[START OF Supplied data]

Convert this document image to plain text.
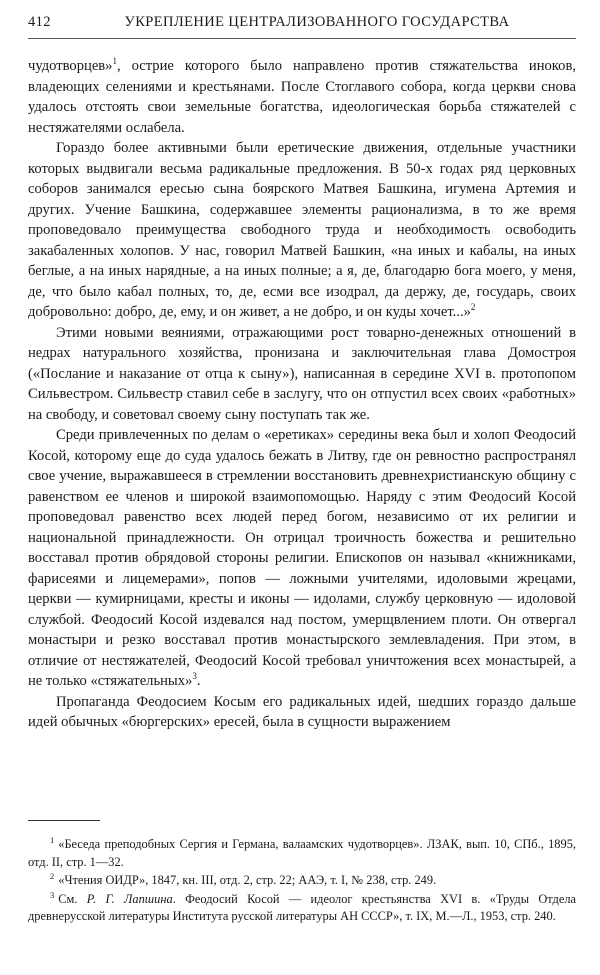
412	УКРЕПЛЕНИЕ ЦЕНТРАЛИЗОВАННОГО ГОСУДАРСТВА

чудотворцев»$^1$, острие которого было направлено против стяжательства иноков, владеющих селениями и крестьянами. После Стоглавого собора, когда церкви снова удалось отстоять свои земельные богатства, идеологическая борьба стяжателей с нестяжателями ослабела.

Гораздо более активными были еретические движения, отдельные участники которых выдвигали весьма радикальные предложения. В 50-х годах ряд церковных соборов занимался ересью сына боярского Матвея Башкина, игумена Артемия и других. Учение Башкина, содержавшее элементы рационализма, в то же время проповедовало преимущества свободного труда и необходимость освободить закабаленных холопов. У нас, говорил Матвей Башкин, «на иных и кабалы, на иных беглые, а на иных нарядные, а на иных полные; а я, де, благодарю бога моего, у меня, де, что было кабал полных, то, де, есми все изодрал, да держу, де, государь, своих добровольно: добро, де, ему, и он живет, а не добро, и он куды хочет...»$^2$

Этими новыми веяниями, отражающими рост товарно-денежных отношений в недрах натурального хозяйства, пронизана и заключительная глава Домостроя («Послание и наказание от отца к сыну»), написанная в середине XVI в. протопопом Сильвестром. Сильвестр ставил себе в заслугу, что он отпустил всех своих «работных» на свободу, и советовал своему сыну поступать так же.

Среди привлеченных по делам о «еретиках» середины века был и холоп Феодосий Косой, которому еще до суда удалось бежать в Литву, где он ревностно распространял свое учение, выражавшееся в стремлении восстановить древнехристианскую общину с равенством ее членов и широкой взаимопомощью. Наряду с этим Феодосий Косой проповедовал равенство всех людей перед богом, независимо от их религии и национальной принадлежности. Он отрицал троичность божества и решительно восставал против обрядовой стороны религии. Епископов он называл «книжниками, фарисеями и лицемерами», попов — ложными учителями, идоловыми жрецами, церкви — кумирницами, кресты и иконы — идолами, службу церковную — идоловой службой. Феодосий Косой издевался над постом, умерщвлением плоти. Он отвергал монастыри и резко восставал против монастырского землевладения. При этом, в отличие от нестяжателей, Феодосий Косой требовал уничтожения всех монастырей, а не только «стяжательных»$^3$.

Пропаганда Феодосием Косым его радикальных идей, шедших гораздо дальше идей обычных «бюргерских» ересей, была в сущности выражением

$^1$ «Беседа преподобных Сергия и Германа, валаамских чудотворцев». ЛЗАК, вып. 10, СПб., 1895, отд. II, стр. 1—32.

$^2$ «Чтения ОИДР», 1847, кн. III, отд. 2, стр. 22; ААЭ, т. I, № 238, стр. 249.

$^3$ См. Р. Г. Лапшина. Феодосий Косой — идеолог крестьянства XVI в. «Труды Отдела древнерусской литературы Института русской литературы АН СССР», т. IX, М.—Л., 1953, стр. 240.
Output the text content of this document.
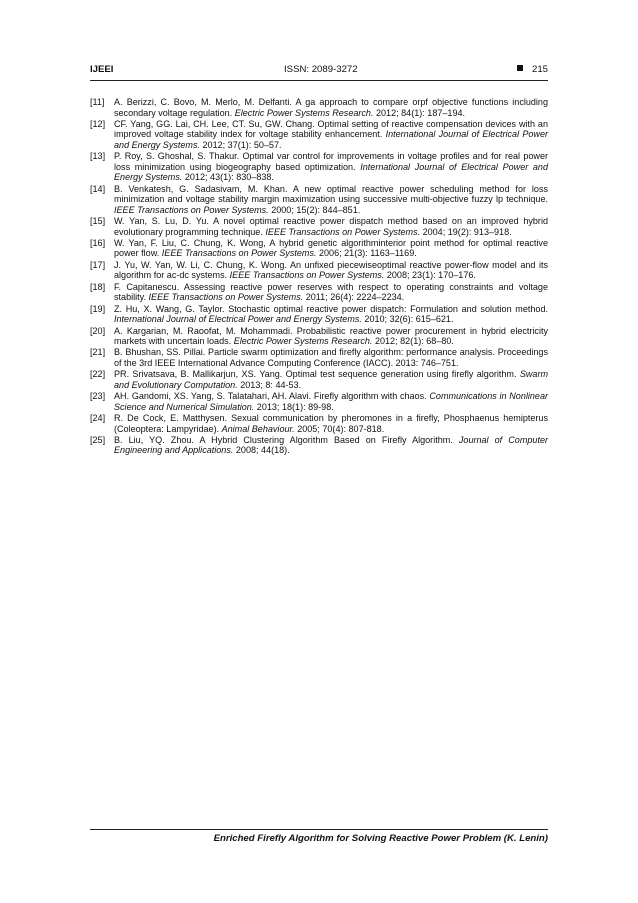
IJEEI	ISSN: 2089-3272	215
[11] A. Berizzi, C. Bovo, M. Merlo, M. Delfanti. A ga approach to compare orpf objective functions including secondary voltage regulation. Electric Power Systems Research. 2012; 84(1): 187–194.
[12] CF. Yang, GG. Lai, CH. Lee, CT. Su, GW. Chang. Optimal setting of reactive compensation devices with an improved voltage stability index for voltage stability enhancement. International Journal of Electrical Power and Energy Systems. 2012; 37(1): 50–57.
[13] P. Roy, S. Ghoshal, S. Thakur. Optimal var control for improvements in voltage profiles and for real power loss minimization using biogeography based optimization. International Journal of Electrical Power and Energy Systems. 2012; 43(1): 830–838.
[14] B. Venkatesh, G. Sadasivam, M. Khan. A new optimal reactive power scheduling method for loss minimization and voltage stability margin maximization using successive multi-objective fuzzy lp technique. IEEE Transactions on Power Systems. 2000; 15(2): 844–851.
[15] W. Yan, S. Lu, D. Yu. A novel optimal reactive power dispatch method based on an improved hybrid evolutionary programming technique. IEEE Transactions on Power Systems. 2004; 19(2): 913–918.
[16] W. Yan, F. Liu, C. Chung, K. Wong, A hybrid genetic algorithminterior point method for optimal reactive power flow. IEEE Transactions on Power Systems. 2006; 21(3): 1163–1169.
[17] J. Yu, W. Yan, W. Li, C. Chung, K. Wong. An unfixed piecewiseoptimal reactive power-flow model and its algorithm for ac-dc systems. IEEE Transactions on Power Systems. 2008; 23(1): 170–176.
[18] F. Capitanescu. Assessing reactive power reserves with respect to operating constraints and voltage stability. IEEE Transactions on Power Systems. 2011; 26(4): 2224–2234.
[19] Z. Hu, X. Wang, G. Taylor. Stochastic optimal reactive power dispatch: Formulation and solution method. International Journal of Electrical Power and Energy Systems. 2010; 32(6): 615–621.
[20] A. Kargarian, M. Raoofat, M. Mohammadi. Probabilistic reactive power procurement in hybrid electricity markets with uncertain loads. Electric Power Systems Research. 2012; 82(1): 68–80.
[21] B. Bhushan, SS. Pillai. Particle swarm optimization and firefly algorithm: performance analysis. Proceedings of the 3rd IEEE International Advance Computing Conference (IACC). 2013: 746–751.
[22] PR. Srivatsava, B. Mallikarjun, XS. Yang. Optimal test sequence generation using firefly algorithm. Swarm and Evolutionary Computation. 2013; 8: 44-53.
[23] AH. Gandomi, XS. Yang, S. Talatahari, AH. Alavi. Firefly algorithm with chaos. Communications in Nonlinear Science and Numerical Simulation. 2013; 18(1): 89-98.
[24] R. De Cock, E. Matthysen. Sexual communication by pheromones in a firefly, Phosphaenus hemipterus (Coleoptera: Lampyridae). Animal Behaviour. 2005; 70(4): 807-818.
[25] B. Liu, YQ. Zhou. A Hybrid Clustering Algorithm Based on Firefly Algorithm. Journal of Computer Engineering and Applications. 2008; 44(18).
Enriched Firefly Algorithm for Solving Reactive Power Problem (K. Lenin)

[END OF Supplied data]

**Set task**
From the records above, pull out each line that has "Wong".

**Response to this task**
[16] W. Yan, F. Liu, C. Chung, K. Wong, A hybrid genetic algorithminterior point method for optimal reactive power flow. IEEE Transactions on Power Systems. 2006; 21(3): 1163–1169.
[17] J. Yu, W. Yan, W. Li, C. Chung, K. Wong. An unfixed piecewiseoptimal reactive power-flow model and its algorithm for ac-dc systems. IEEE Transactions on Power Systems. 2008; 23(1): 170–176.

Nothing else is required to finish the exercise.